**What is required**: Write out each line in which the string "text" is present.

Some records
◇ ◇ ◇

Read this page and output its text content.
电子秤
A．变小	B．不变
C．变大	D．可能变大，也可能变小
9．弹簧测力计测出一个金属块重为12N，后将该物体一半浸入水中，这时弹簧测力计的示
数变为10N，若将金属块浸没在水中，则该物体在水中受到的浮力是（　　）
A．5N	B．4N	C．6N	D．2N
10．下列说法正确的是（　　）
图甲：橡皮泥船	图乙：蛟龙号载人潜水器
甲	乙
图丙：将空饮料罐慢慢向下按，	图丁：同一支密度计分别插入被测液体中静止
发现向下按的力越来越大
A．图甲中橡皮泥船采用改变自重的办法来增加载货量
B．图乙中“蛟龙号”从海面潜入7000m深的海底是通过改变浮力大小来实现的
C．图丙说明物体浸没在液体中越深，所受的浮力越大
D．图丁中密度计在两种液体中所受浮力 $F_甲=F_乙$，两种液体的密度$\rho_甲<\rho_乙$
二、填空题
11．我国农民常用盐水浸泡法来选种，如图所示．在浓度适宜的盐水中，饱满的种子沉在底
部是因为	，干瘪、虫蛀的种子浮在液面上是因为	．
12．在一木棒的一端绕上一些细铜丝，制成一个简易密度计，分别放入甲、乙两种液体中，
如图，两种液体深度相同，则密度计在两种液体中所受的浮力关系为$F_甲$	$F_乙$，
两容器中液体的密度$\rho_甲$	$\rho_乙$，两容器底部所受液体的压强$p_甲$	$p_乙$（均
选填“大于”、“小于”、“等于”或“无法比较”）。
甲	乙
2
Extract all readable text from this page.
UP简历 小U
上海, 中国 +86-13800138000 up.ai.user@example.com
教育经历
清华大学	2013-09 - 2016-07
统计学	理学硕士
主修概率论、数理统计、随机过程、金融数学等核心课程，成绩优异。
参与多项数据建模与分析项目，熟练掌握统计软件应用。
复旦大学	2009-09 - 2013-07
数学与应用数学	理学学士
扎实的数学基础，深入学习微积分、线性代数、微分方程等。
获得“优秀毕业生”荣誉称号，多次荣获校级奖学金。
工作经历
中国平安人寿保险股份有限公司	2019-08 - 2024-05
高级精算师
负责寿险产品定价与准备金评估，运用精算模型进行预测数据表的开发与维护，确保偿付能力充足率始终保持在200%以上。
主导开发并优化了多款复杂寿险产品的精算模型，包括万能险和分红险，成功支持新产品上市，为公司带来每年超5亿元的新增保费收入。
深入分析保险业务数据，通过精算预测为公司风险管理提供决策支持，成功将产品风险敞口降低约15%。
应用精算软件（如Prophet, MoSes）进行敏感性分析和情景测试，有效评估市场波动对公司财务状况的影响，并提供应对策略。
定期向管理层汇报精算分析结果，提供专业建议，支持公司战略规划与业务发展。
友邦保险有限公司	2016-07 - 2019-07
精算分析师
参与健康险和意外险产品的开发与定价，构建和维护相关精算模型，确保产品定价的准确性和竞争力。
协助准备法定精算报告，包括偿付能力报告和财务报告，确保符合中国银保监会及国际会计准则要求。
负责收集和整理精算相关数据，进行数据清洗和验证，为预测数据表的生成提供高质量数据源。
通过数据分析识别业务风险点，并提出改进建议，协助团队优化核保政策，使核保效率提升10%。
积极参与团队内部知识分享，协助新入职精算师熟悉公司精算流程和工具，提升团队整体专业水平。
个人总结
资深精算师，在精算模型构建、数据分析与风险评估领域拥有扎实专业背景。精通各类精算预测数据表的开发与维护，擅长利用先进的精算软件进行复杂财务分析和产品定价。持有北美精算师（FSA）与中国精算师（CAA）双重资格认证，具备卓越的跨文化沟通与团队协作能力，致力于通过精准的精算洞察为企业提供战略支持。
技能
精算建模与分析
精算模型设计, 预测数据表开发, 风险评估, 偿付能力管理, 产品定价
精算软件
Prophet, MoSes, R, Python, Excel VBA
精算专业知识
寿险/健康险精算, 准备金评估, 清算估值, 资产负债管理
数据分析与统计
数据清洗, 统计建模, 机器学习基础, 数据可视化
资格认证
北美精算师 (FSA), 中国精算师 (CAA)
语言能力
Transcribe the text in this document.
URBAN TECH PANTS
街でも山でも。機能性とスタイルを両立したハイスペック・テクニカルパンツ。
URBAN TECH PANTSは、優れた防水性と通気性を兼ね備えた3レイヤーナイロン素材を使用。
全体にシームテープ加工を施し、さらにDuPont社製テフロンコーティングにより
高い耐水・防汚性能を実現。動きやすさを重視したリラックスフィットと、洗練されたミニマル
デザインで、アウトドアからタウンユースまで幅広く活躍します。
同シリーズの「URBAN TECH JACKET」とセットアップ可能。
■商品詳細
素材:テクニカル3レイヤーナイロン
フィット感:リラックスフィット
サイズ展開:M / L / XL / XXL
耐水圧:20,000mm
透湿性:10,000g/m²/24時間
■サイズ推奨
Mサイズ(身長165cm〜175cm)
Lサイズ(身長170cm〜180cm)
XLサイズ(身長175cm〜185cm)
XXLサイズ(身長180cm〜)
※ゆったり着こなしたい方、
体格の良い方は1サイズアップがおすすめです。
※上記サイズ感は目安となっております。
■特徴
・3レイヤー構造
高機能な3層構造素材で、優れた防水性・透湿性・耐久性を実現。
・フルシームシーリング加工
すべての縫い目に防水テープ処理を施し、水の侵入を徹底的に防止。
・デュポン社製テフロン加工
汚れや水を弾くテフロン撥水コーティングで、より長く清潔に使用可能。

◇ ◇ ◇

**Full answer**:
Read this page and output its text content.
Extract all readable text from this page.
Transcribe the text in this document.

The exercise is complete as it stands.